**STATED PROBLEM**
Each entry below is to be printed verbatim.

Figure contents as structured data
┄┄┄┄┄┄

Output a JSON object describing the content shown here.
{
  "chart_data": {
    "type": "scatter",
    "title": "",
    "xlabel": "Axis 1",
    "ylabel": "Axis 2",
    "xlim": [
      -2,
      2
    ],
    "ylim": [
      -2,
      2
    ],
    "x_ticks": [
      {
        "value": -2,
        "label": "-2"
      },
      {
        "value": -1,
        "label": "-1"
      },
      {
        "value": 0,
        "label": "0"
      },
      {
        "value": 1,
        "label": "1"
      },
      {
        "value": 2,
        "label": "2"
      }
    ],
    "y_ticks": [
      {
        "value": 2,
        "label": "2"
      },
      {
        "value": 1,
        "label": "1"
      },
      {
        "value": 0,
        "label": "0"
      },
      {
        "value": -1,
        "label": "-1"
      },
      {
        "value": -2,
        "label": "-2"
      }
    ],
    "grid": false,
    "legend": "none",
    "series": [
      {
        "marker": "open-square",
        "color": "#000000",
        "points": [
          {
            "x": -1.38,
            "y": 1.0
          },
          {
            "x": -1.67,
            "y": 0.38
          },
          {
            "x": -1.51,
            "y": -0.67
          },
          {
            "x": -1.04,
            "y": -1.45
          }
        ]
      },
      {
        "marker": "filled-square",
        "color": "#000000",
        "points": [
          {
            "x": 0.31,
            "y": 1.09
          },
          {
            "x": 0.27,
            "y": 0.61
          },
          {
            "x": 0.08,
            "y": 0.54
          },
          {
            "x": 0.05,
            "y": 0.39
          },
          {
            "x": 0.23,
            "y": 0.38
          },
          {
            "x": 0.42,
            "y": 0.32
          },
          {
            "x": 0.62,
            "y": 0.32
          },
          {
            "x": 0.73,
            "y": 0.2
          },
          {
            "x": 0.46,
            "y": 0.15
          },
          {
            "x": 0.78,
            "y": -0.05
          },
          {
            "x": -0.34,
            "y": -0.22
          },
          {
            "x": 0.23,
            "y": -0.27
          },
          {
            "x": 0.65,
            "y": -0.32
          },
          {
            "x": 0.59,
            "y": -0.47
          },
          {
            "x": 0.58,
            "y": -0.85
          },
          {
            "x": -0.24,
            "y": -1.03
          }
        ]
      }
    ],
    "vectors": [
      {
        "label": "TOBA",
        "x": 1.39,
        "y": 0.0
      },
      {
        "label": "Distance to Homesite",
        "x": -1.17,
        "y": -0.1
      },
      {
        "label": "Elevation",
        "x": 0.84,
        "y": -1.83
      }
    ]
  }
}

┄┄┄┄┄┄

**RESULT OF THIS TASK**
Output a JSON object describing the content shown here.
{
  "chart_data": {
    "type": "scatter",
    "title": "",
    "xlabel": "Axis 1",
    "ylabel": "Axis 2",
    "xlim": [
      -2,
      2
    ],
    "ylim": [
      -2,
      2
    ],
    "x_ticks": [
      {
        "value": -2,
        "label": "-2"
      },
      {
        "value": -1,
        "label": "-1"
      },
      {
        "value": 0,
        "label": "0"
      },
      {
        "value": 1,
        "label": "1"
      },
      {
        "value": 2,
        "label": "2"
      }
    ],
    "y_ticks": [
      {
        "value": 2,
        "label": "2"
      },
      {
        "value": 1,
        "label": "1"
      },
      {
        "value": 0,
        "label": "0"
      },
      {
        "value": -1,
        "label": "-1"
      },
      {
        "value": -2,
        "label": "-2"
      }
    ],
    "grid": false,
    "legend": "none",
    "series": [
      {
        "marker": "open-square",
        "color": "#000000",
        "points": [
          {
            "x": -1.38,
            "y": 1.0
          },
          {
            "x": -1.67,
            "y": 0.38
          },
          {
            "x": -1.51,
            "y": -0.67
          },
          {
            "x": -1.04,
            "y": -1.45
          }
        ]
      },
      {
        "marker": "filled-square",
        "color": "#000000",
        "points": [
          {
            "x": 0.31,
            "y": 1.09
          },
          {
            "x": 0.27,
            "y": 0.61
          },
          {
            "x": 0.08,
            "y": 0.54
          },
          {
            "x": 0.05,
            "y": 0.39
          },
          {
            "x": 0.23,
            "y": 0.38
          },
          {
            "x": 0.42,
            "y": 0.32
          },
          {
            "x": 0.62,
            "y": 0.32
          },
          {
            "x": 0.73,
            "y": 0.2
          },
          {
            "x": 0.46,
            "y": 0.15
          },
          {
            "x": 0.78,
            "y": -0.05
          },
          {
            "x": -0.34,
            "y": -0.22
          },
          {
            "x": 0.23,
            "y": -0.27
          },
          {
            "x": 0.65,
            "y": -0.32
          },
          {
            "x": 0.59,
            "y": -0.47
          },
          {
            "x": 0.58,
            "y": -0.85
          },
          {
            "x": -0.24,
            "y": -1.03
          }
        ]
      }
    ],
    "vectors": [
      {
        "label": "TOBA",
        "x": 1.39,
        "y": 0.0
      },
      {
        "label": "Distance to Homesite",
        "x": -1.17,
        "y": -0.1
      },
      {
        "label": "Elevation",
        "x": 0.84,
        "y": -1.83
      }
    ]
  }
}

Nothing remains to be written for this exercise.